↓↓↓
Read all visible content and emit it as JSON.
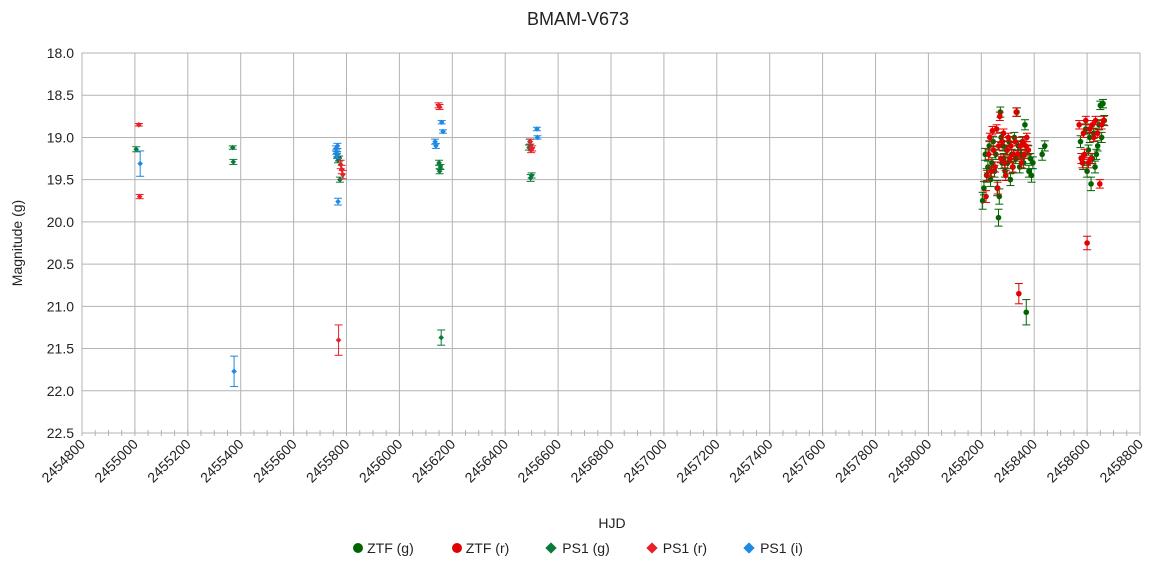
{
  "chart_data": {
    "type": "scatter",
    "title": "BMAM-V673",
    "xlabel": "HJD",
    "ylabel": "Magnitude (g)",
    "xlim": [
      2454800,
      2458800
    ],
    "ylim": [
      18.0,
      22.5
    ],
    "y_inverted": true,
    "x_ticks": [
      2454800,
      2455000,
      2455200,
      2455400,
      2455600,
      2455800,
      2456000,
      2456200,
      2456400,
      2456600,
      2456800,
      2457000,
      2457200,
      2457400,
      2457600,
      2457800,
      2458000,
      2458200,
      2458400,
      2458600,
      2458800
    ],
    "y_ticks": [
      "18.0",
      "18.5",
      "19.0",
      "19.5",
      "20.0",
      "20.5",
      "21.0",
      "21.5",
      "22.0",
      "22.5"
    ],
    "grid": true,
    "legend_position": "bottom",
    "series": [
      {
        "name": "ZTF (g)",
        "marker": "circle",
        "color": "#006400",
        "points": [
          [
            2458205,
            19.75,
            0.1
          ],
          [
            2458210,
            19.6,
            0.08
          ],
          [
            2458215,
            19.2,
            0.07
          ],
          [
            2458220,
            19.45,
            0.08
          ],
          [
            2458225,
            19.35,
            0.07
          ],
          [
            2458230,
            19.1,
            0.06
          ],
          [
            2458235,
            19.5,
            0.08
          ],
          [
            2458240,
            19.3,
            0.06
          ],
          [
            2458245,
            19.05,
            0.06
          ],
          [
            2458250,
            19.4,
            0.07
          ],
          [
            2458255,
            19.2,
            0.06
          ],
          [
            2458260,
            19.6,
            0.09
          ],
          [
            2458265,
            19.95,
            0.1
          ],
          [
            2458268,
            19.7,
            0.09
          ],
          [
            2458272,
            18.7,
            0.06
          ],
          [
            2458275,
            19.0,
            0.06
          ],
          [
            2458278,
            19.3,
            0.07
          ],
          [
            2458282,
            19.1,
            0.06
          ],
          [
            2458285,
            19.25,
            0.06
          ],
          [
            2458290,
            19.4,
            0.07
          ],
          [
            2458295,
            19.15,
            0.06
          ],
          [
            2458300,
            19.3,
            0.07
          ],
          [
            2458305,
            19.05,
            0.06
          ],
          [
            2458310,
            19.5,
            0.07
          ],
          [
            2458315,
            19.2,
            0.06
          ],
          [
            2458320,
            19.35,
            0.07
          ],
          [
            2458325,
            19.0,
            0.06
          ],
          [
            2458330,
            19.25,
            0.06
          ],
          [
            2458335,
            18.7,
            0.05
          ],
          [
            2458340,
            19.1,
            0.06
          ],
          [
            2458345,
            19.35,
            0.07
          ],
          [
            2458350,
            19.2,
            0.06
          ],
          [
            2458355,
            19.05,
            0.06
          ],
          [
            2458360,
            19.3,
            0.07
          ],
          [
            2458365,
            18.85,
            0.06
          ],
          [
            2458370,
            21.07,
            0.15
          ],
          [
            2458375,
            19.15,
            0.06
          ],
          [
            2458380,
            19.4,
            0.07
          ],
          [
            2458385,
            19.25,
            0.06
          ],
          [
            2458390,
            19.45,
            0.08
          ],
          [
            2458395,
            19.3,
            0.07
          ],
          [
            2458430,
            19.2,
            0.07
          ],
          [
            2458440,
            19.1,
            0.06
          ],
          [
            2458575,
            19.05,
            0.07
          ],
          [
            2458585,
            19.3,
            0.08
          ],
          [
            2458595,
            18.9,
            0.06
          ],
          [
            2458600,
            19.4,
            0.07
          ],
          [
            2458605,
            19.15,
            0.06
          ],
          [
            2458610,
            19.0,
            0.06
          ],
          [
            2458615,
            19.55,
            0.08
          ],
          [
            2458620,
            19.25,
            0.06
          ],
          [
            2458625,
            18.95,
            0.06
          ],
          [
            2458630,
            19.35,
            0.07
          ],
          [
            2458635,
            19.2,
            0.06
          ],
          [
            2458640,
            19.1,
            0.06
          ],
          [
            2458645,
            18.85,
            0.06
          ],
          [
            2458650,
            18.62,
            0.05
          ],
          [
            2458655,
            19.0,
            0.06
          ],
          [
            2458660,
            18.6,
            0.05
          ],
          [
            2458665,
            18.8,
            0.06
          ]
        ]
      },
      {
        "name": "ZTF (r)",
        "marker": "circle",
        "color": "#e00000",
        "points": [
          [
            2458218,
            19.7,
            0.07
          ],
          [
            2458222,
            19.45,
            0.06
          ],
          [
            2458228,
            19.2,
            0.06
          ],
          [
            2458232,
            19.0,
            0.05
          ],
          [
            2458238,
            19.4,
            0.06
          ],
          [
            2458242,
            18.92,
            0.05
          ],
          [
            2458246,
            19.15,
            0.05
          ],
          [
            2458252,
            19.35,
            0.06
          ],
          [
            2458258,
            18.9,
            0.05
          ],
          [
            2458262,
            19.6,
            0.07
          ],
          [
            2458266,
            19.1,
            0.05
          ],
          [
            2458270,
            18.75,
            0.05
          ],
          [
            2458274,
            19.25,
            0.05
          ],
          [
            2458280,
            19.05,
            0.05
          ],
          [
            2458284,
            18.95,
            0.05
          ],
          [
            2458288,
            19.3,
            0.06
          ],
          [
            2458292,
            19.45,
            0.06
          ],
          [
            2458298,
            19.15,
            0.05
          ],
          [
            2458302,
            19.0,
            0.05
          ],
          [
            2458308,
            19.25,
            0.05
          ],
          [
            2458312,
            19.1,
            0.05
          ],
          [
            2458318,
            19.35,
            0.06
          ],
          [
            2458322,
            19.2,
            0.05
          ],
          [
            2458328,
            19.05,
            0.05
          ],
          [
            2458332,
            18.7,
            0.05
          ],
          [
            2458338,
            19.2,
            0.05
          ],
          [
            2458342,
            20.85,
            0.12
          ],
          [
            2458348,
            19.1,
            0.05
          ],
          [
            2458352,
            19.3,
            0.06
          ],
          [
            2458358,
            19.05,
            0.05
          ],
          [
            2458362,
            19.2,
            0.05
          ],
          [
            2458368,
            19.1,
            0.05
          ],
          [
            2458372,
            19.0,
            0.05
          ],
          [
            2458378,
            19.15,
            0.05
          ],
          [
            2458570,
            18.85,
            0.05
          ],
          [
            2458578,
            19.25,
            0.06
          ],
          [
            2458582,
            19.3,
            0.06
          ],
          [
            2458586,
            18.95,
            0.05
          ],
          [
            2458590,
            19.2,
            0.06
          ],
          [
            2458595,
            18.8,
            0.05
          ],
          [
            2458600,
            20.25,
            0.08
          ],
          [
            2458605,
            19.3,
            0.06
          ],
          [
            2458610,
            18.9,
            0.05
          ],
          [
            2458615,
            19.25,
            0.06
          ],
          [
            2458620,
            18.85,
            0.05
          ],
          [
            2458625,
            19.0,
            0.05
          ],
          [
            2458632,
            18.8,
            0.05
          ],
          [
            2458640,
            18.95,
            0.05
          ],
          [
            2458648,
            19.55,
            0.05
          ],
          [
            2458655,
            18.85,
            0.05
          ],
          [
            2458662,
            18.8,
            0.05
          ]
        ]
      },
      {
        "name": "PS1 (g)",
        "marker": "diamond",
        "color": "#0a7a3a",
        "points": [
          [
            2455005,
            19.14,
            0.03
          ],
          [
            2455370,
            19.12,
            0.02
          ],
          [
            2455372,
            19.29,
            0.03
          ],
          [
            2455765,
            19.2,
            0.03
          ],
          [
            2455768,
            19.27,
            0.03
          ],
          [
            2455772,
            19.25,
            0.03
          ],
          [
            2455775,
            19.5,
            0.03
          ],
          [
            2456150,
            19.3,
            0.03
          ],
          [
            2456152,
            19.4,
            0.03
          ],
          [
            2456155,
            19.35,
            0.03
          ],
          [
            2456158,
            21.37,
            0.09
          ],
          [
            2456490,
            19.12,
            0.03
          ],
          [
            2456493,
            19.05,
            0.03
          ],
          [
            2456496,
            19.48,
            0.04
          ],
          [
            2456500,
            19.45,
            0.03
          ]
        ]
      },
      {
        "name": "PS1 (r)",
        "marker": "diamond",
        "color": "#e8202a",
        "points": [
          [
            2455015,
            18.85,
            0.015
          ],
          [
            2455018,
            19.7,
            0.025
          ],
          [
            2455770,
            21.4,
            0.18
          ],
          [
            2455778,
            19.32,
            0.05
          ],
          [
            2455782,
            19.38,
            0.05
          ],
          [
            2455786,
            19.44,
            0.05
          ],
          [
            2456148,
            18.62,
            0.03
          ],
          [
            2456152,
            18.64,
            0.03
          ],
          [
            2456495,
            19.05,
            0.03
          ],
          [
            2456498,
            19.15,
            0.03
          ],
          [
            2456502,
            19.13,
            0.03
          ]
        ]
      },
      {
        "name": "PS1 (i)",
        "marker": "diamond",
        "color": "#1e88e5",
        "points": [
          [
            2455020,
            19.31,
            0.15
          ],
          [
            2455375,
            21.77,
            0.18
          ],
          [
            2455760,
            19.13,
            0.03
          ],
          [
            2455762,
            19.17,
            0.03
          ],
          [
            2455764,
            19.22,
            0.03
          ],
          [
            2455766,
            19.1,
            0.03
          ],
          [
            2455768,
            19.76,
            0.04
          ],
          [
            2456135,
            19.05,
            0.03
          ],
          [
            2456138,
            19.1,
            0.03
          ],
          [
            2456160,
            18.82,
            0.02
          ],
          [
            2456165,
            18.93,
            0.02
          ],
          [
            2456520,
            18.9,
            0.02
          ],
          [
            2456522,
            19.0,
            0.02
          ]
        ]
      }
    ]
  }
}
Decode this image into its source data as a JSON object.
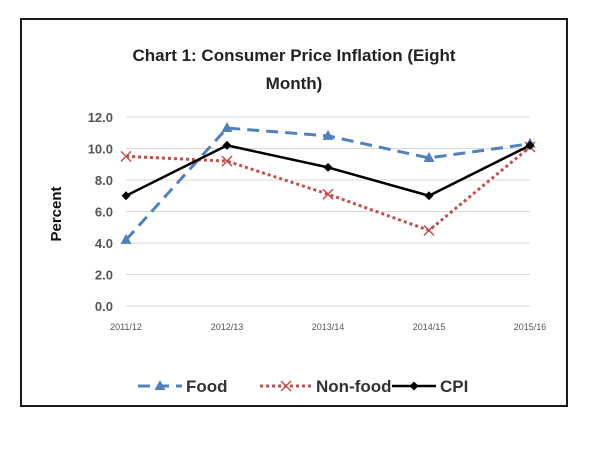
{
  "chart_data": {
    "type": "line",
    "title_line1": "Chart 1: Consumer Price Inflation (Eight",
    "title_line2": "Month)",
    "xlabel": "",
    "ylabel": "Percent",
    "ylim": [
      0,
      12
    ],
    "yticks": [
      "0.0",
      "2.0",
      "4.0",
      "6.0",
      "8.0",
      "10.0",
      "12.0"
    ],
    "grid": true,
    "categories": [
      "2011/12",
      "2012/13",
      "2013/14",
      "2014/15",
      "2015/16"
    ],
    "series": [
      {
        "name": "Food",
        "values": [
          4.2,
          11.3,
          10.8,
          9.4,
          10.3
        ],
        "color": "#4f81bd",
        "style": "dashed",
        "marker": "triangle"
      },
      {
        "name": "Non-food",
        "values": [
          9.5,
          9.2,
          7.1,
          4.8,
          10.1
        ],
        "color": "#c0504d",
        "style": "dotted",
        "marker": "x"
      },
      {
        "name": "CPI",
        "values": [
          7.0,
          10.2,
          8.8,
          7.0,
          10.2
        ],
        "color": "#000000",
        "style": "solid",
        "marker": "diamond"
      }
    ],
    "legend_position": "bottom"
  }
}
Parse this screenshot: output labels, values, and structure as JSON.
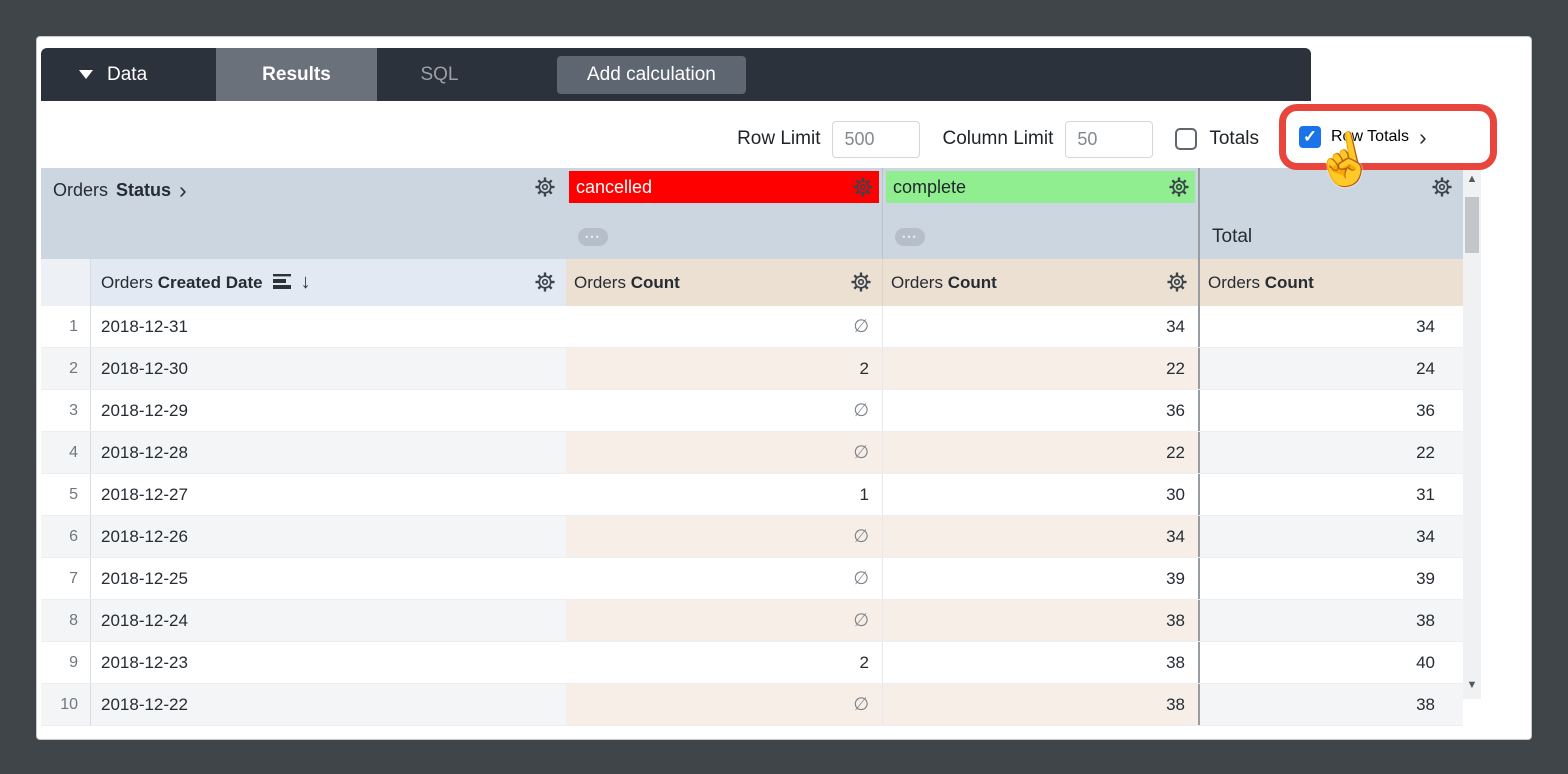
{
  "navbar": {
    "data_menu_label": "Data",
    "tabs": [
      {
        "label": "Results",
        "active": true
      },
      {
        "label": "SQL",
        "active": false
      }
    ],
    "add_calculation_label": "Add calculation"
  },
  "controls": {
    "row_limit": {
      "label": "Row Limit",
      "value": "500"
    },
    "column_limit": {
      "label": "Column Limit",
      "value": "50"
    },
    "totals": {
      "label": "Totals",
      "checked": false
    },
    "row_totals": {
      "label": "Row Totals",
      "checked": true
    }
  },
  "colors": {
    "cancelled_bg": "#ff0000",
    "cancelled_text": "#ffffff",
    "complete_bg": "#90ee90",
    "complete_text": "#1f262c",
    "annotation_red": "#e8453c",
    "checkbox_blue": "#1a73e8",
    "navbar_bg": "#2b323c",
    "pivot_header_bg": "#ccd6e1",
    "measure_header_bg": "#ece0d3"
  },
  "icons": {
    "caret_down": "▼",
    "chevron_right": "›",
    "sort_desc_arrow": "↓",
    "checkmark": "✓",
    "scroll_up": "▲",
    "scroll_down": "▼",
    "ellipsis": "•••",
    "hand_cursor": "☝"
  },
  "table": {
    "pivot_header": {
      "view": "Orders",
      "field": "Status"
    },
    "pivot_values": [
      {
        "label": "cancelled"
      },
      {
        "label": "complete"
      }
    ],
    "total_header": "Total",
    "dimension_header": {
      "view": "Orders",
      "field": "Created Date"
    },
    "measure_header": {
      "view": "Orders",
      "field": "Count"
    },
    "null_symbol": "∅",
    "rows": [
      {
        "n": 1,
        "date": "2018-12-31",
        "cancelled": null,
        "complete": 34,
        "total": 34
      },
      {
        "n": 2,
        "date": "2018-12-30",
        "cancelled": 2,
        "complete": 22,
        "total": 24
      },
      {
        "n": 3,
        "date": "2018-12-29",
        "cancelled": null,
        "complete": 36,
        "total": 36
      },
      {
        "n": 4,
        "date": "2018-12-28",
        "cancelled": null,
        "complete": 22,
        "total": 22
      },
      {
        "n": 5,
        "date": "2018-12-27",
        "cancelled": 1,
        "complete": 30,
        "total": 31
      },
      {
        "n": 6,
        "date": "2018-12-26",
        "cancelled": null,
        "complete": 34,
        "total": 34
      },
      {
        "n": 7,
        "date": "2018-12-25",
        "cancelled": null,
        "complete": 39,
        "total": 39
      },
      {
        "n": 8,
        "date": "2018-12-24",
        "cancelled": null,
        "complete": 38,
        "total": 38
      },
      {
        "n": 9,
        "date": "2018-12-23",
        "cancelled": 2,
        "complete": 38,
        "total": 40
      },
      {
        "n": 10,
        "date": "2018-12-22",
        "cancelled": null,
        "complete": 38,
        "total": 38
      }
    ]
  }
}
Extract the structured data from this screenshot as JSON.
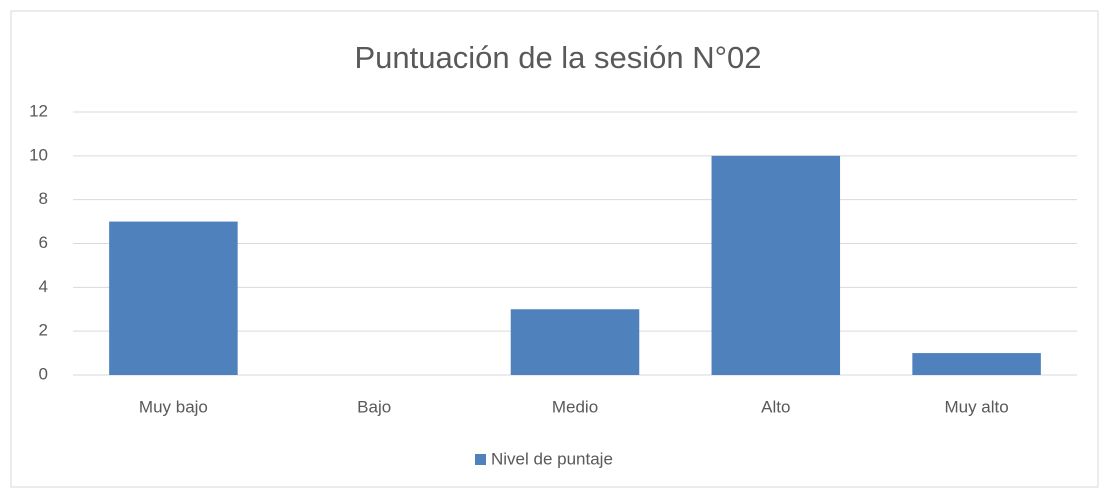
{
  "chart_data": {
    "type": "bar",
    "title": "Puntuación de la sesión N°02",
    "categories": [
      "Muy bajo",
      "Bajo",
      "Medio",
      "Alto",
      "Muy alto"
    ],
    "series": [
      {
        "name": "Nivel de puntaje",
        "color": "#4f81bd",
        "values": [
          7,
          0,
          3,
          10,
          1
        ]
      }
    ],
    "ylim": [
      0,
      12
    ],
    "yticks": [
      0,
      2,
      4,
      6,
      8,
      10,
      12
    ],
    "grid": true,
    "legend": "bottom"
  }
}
↑↑↑
_THE PROBLEM_:
Where a line in the material contains "this", copy that line.

_OUTPUT BELOW_:
Decode this image into its source data as a JSON object.
Parse this screenshot: output labels, values, and structure as JSON.
Extract the structured data from this screenshot as JSON.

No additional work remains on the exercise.